* [GIVEN TASK]
Within the material below, find each line bearing the word "SRMTID" and present it.

* [DATASET RECORDS]
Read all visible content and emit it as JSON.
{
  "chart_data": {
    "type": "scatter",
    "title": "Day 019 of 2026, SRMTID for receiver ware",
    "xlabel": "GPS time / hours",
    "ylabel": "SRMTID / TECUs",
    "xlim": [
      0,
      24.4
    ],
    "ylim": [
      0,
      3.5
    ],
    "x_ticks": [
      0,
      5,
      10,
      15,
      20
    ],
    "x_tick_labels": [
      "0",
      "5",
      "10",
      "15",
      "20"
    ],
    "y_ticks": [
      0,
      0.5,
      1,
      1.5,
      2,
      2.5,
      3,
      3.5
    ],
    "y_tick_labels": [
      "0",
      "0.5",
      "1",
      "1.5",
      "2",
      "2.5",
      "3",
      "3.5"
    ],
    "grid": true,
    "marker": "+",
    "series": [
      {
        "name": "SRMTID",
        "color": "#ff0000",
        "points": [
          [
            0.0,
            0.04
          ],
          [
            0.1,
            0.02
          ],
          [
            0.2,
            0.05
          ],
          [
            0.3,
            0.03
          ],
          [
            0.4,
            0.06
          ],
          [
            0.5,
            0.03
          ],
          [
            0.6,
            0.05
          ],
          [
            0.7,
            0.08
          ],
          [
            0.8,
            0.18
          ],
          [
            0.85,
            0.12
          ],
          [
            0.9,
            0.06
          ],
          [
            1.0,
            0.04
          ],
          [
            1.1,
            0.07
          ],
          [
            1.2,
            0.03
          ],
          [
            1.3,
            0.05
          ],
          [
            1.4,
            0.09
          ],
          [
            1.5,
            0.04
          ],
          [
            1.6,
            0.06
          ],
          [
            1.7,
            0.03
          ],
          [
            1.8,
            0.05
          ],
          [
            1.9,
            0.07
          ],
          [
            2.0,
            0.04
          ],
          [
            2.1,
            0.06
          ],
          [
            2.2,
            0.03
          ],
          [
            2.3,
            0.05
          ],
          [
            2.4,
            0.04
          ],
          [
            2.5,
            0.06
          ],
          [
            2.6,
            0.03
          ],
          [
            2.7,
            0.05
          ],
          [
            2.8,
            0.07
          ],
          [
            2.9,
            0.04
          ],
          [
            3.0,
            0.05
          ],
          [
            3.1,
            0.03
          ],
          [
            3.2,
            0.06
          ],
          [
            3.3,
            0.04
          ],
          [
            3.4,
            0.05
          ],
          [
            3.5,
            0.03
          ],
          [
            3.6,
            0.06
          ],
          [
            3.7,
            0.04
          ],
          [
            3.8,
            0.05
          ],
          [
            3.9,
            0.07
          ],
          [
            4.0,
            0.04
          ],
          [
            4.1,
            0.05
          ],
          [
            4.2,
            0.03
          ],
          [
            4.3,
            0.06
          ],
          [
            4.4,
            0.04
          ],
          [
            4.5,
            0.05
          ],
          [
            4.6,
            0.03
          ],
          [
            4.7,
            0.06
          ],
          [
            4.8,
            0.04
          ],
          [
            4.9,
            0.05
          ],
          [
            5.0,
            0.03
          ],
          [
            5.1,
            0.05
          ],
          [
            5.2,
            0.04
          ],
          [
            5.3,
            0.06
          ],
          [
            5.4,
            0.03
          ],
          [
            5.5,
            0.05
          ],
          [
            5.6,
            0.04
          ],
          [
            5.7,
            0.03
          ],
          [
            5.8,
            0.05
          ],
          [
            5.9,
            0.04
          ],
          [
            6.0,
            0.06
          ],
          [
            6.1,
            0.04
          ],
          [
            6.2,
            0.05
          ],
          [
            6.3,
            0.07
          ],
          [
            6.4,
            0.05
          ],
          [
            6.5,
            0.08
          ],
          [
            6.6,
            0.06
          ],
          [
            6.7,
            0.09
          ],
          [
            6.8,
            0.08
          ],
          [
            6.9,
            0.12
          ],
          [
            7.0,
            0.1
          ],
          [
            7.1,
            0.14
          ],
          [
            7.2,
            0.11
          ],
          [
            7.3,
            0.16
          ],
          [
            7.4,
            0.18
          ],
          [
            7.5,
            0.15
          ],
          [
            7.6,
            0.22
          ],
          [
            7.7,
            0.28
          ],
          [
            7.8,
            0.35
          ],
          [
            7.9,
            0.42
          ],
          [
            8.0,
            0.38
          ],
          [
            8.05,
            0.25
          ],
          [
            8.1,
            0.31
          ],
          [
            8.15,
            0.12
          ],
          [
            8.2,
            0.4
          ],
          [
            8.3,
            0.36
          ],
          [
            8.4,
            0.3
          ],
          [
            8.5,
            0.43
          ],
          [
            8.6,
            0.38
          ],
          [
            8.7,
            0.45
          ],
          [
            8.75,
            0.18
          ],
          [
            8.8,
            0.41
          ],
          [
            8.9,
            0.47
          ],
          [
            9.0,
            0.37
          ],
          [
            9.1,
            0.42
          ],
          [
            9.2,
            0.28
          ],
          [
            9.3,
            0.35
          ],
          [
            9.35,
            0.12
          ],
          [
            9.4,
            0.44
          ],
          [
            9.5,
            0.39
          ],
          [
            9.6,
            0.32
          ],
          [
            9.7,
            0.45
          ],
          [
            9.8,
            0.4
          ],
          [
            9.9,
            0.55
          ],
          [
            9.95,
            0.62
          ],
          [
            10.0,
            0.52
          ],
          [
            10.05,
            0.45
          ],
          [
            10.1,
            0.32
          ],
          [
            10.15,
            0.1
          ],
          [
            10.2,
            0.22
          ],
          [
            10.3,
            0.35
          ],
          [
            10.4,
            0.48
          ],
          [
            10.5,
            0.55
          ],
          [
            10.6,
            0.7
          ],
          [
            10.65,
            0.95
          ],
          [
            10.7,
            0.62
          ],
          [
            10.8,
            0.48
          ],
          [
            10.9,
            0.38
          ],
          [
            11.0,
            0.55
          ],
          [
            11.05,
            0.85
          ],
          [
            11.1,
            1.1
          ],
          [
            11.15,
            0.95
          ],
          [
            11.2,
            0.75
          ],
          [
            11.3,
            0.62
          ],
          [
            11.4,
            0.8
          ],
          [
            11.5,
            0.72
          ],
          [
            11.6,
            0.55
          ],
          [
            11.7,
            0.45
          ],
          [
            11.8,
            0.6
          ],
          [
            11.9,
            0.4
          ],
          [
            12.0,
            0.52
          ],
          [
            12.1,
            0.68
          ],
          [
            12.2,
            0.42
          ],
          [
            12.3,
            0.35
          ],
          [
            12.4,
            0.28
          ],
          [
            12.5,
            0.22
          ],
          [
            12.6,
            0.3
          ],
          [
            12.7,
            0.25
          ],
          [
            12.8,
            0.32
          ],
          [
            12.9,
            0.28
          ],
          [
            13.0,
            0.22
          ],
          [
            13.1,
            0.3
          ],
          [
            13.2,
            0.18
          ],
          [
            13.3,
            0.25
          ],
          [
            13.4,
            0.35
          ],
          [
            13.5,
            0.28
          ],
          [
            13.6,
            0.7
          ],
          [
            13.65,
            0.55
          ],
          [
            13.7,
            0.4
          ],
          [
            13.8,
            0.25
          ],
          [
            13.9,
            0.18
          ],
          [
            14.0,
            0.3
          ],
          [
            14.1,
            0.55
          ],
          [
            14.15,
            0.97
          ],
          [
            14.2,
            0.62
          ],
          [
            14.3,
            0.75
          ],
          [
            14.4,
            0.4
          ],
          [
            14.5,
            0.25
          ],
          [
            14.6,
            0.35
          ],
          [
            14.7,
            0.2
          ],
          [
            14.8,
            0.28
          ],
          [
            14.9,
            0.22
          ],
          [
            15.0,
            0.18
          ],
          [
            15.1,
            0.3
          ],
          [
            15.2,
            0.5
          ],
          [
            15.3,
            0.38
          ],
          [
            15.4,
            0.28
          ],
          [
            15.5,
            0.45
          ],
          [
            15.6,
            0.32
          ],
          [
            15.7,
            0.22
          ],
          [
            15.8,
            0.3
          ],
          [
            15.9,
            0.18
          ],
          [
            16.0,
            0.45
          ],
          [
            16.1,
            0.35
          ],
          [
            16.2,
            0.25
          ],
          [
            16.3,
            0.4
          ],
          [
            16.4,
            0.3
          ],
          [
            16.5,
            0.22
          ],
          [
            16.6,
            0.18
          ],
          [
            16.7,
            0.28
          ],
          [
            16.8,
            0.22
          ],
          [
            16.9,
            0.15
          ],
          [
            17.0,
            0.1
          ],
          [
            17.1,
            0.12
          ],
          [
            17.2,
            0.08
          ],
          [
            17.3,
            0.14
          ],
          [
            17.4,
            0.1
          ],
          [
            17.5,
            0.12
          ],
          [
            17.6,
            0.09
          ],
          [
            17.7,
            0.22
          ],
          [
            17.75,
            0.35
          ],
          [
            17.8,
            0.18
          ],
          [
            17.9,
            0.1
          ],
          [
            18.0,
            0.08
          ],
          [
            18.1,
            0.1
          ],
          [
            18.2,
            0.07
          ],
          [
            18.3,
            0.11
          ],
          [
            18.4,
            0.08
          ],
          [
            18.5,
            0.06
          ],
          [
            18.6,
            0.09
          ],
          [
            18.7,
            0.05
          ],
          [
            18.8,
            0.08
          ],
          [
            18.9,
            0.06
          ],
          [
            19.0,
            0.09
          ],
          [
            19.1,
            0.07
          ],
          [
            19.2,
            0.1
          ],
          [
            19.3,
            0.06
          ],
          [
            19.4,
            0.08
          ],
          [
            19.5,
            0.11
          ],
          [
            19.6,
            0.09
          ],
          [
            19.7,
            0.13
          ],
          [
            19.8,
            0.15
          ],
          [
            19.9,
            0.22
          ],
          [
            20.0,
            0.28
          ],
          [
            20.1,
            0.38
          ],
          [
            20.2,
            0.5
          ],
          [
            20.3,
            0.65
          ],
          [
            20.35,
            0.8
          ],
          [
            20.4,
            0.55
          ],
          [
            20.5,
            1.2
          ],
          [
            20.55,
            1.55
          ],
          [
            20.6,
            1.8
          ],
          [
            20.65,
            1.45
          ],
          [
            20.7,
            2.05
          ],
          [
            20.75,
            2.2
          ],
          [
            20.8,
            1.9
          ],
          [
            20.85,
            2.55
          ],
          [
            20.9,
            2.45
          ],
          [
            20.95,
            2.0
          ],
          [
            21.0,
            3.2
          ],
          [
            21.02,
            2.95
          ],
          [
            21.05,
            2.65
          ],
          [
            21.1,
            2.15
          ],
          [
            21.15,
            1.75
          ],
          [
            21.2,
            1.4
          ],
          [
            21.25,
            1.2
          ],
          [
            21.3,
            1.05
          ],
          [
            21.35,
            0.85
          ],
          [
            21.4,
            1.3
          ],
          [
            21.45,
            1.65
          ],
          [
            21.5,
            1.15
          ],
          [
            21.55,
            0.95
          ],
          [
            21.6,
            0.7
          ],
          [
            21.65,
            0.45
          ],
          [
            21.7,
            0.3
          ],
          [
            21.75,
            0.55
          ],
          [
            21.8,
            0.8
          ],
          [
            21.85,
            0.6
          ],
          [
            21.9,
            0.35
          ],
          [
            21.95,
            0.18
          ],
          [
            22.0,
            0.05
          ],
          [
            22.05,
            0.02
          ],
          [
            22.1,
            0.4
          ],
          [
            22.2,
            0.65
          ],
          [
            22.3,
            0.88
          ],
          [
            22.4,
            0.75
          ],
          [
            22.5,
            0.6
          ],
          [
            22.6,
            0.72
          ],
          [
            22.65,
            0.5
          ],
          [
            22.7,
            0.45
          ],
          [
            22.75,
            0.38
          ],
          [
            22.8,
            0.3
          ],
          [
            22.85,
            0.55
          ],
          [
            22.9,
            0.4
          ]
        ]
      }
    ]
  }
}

* [WRITTEN SOLUTION]
    "title": "Day 019 of 2026, SRMTID for receiver ware",
    "ylabel": "SRMTID / TECUs",
        "name": "SRMTID",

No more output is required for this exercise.